(YOUR OBJECTIVE):
Omit all pictures and give the records below again exactly as written.

---------- EXTRACTED RECORDS

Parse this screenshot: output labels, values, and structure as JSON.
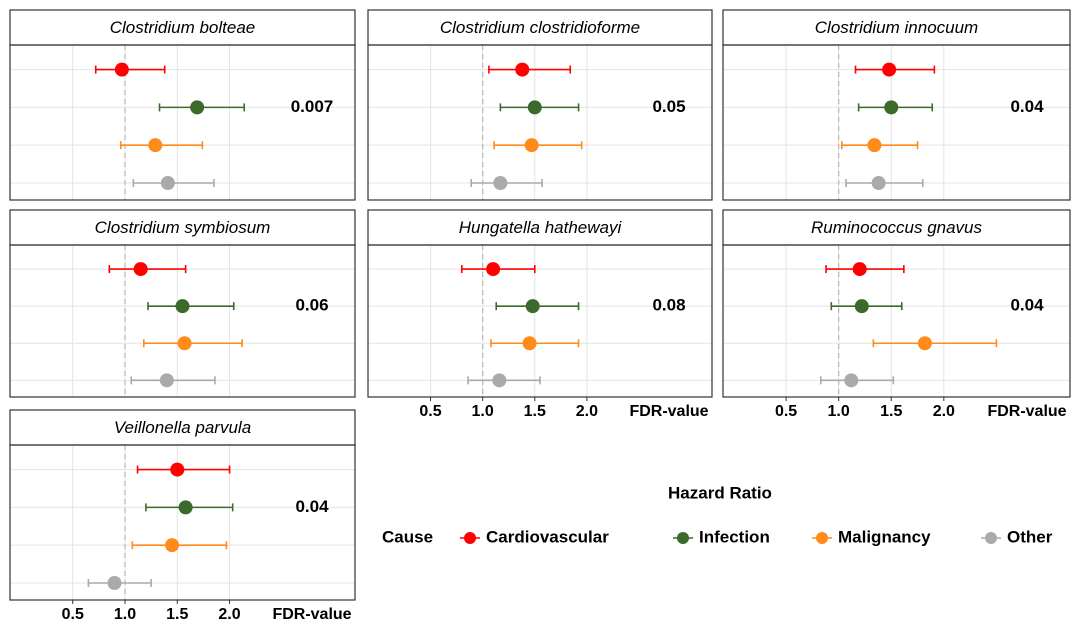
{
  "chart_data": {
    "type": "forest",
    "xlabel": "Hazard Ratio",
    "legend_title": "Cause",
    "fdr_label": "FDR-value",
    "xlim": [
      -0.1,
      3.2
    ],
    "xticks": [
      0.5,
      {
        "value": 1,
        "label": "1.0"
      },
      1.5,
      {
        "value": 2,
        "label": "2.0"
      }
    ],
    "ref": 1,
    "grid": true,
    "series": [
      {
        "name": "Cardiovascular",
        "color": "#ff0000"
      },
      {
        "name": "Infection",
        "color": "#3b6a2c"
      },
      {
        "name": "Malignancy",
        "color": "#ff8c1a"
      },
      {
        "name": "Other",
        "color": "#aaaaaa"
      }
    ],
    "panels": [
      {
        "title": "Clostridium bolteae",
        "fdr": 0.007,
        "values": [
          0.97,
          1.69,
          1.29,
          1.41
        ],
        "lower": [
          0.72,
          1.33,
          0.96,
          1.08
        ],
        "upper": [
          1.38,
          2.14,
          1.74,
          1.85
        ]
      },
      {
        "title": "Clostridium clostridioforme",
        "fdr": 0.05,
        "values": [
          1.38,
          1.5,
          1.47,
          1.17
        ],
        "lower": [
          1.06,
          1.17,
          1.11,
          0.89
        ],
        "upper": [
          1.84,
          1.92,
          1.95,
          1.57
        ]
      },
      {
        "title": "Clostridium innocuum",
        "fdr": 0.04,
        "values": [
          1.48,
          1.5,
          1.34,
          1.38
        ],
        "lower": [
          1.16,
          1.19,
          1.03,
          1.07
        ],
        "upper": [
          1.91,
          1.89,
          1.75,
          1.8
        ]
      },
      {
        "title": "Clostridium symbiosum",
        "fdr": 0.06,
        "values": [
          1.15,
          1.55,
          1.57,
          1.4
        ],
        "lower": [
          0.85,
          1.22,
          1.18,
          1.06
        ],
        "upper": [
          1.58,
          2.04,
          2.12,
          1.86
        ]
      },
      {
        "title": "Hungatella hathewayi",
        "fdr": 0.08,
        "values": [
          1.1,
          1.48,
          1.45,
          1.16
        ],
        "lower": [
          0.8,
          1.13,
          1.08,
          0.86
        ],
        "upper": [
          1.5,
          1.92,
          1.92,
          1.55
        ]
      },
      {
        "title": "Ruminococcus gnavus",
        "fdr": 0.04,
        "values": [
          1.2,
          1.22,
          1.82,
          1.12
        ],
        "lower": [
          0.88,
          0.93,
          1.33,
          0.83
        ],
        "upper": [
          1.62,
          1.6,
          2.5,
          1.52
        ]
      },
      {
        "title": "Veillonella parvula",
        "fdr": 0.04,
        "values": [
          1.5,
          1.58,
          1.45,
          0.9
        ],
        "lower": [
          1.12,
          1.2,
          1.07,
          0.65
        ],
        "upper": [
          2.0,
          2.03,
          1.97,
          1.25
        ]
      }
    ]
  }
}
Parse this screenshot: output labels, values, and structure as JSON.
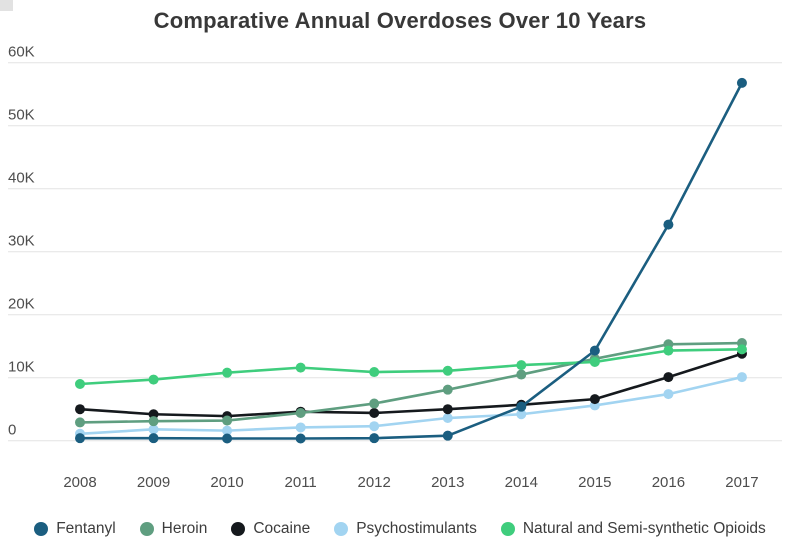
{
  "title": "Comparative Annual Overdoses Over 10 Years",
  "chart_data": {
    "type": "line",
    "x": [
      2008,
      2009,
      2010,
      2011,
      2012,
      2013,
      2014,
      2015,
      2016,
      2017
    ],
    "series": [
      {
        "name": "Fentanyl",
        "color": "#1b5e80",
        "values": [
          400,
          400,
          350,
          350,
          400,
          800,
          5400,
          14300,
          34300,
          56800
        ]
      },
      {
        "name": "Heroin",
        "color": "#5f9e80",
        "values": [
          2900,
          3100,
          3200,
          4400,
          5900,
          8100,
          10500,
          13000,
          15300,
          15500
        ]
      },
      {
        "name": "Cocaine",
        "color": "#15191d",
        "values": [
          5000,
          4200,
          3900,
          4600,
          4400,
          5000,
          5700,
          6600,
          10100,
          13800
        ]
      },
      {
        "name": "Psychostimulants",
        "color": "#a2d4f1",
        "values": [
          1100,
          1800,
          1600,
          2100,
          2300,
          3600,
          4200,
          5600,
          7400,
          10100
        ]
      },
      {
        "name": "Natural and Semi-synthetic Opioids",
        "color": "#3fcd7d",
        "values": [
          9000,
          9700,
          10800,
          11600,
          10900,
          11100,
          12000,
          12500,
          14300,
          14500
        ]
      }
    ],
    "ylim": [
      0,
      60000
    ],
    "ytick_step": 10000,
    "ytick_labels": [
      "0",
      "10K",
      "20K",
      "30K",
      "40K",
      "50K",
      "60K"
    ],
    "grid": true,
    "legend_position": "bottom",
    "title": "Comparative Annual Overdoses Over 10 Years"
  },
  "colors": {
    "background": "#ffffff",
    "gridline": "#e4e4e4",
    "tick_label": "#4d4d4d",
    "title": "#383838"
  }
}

--------------------

(FINAL RESULT):
Parse this screenshot: output labels, values, and structure as JSON.
{
  "chart_data": {
    "type": "forest",
    "xlabel": "Hazard Ratio",
    "legend_title": "Cause",
    "fdr_label": "FDR-value",
    "xlim": [
      -0.1,
      3.2
    ],
    "xticks": [
      0.5,
      {
        "value": 1,
        "label": "1.0"
      },
      1.5,
      {
        "value": 2,
        "label": "2.0"
      }
    ],
    "ref": 1,
    "grid": true,
    "series": [
      {
        "name": "Cardiovascular",
        "color": "#ff0000"
      },
      {
        "name": "Infection",
        "color": "#3b6a2c"
      },
      {
        "name": "Malignancy",
        "color": "#ff8c1a"
      },
      {
        "name": "Other",
        "color": "#aaaaaa"
      }
    ],
    "panels": [
      {
        "title": "Clostridium bolteae",
        "fdr": 0.007,
        "values": [
          0.97,
          1.69,
          1.29,
          1.41
        ],
        "lower": [
          0.72,
          1.33,
          0.96,
          1.08
        ],
        "upper": [
          1.38,
          2.14,
          1.74,
          1.85
        ]
      },
      {
        "title": "Clostridium clostridioforme",
        "fdr": 0.05,
        "values": [
          1.38,
          1.5,
          1.47,
          1.17
        ],
        "lower": [
          1.06,
          1.17,
          1.11,
          0.89
        ],
        "upper": [
          1.84,
          1.92,
          1.95,
          1.57
        ]
      },
      {
        "title": "Clostridium innocuum",
        "fdr": 0.04,
        "values": [
          1.48,
          1.5,
          1.34,
          1.38
        ],
        "lower": [
          1.16,
          1.19,
          1.03,
          1.07
        ],
        "upper": [
          1.91,
          1.89,
          1.75,
          1.8
        ]
      },
      {
        "title": "Clostridium symbiosum",
        "fdr": 0.06,
        "values": [
          1.15,
          1.55,
          1.57,
          1.4
        ],
        "lower": [
          0.85,
          1.22,
          1.18,
          1.06
        ],
        "upper": [
          1.58,
          2.04,
          2.12,
          1.86
        ]
      },
      {
        "title": "Hungatella hathewayi",
        "fdr": 0.08,
        "values": [
          1.1,
          1.48,
          1.45,
          1.16
        ],
        "lower": [
          0.8,
          1.13,
          1.08,
          0.86
        ],
        "upper": [
          1.5,
          1.92,
          1.92,
          1.55
        ]
      },
      {
        "title": "Ruminococcus gnavus",
        "fdr": 0.04,
        "values": [
          1.2,
          1.22,
          1.82,
          1.12
        ],
        "lower": [
          0.88,
          0.93,
          1.33,
          0.83
        ],
        "upper": [
          1.62,
          1.6,
          2.5,
          1.52
        ]
      },
      {
        "title": "Veillonella parvula",
        "fdr": 0.04,
        "values": [
          1.5,
          1.58,
          1.45,
          0.9
        ],
        "lower": [
          1.12,
          1.2,
          1.07,
          0.65
        ],
        "upper": [
          2.0,
          2.03,
          1.97,
          1.25
        ]
      }
    ]
  }
}
Parse this screenshot: output labels, values, and structure as JSON.
{
  "title": "Comparative Annual Overdoses Over 10 Years",
  "chart_data": {
    "type": "line",
    "x": [
      2008,
      2009,
      2010,
      2011,
      2012,
      2013,
      2014,
      2015,
      2016,
      2017
    ],
    "series": [
      {
        "name": "Fentanyl",
        "color": "#1b5e80",
        "values": [
          400,
          400,
          350,
          350,
          400,
          800,
          5400,
          14300,
          34300,
          56800
        ]
      },
      {
        "name": "Heroin",
        "color": "#5f9e80",
        "values": [
          2900,
          3100,
          3200,
          4400,
          5900,
          8100,
          10500,
          13000,
          15300,
          15500
        ]
      },
      {
        "name": "Cocaine",
        "color": "#15191d",
        "values": [
          5000,
          4200,
          3900,
          4600,
          4400,
          5000,
          5700,
          6600,
          10100,
          13800
        ]
      },
      {
        "name": "Psychostimulants",
        "color": "#a2d4f1",
        "values": [
          1100,
          1800,
          1600,
          2100,
          2300,
          3600,
          4200,
          5600,
          7400,
          10100
        ]
      },
      {
        "name": "Natural and Semi-synthetic Opioids",
        "color": "#3fcd7d",
        "values": [
          9000,
          9700,
          10800,
          11600,
          10900,
          11100,
          12000,
          12500,
          14300,
          14500
        ]
      }
    ],
    "ylim": [
      0,
      60000
    ],
    "ytick_step": 10000,
    "ytick_labels": [
      "0",
      "10K",
      "20K",
      "30K",
      "40K",
      "50K",
      "60K"
    ],
    "grid": true,
    "legend_position": "bottom",
    "title": "Comparative Annual Overdoses Over 10 Years"
  },
  "colors": {
    "background": "#ffffff",
    "gridline": "#e4e4e4",
    "tick_label": "#4d4d4d",
    "title": "#383838"
  }
}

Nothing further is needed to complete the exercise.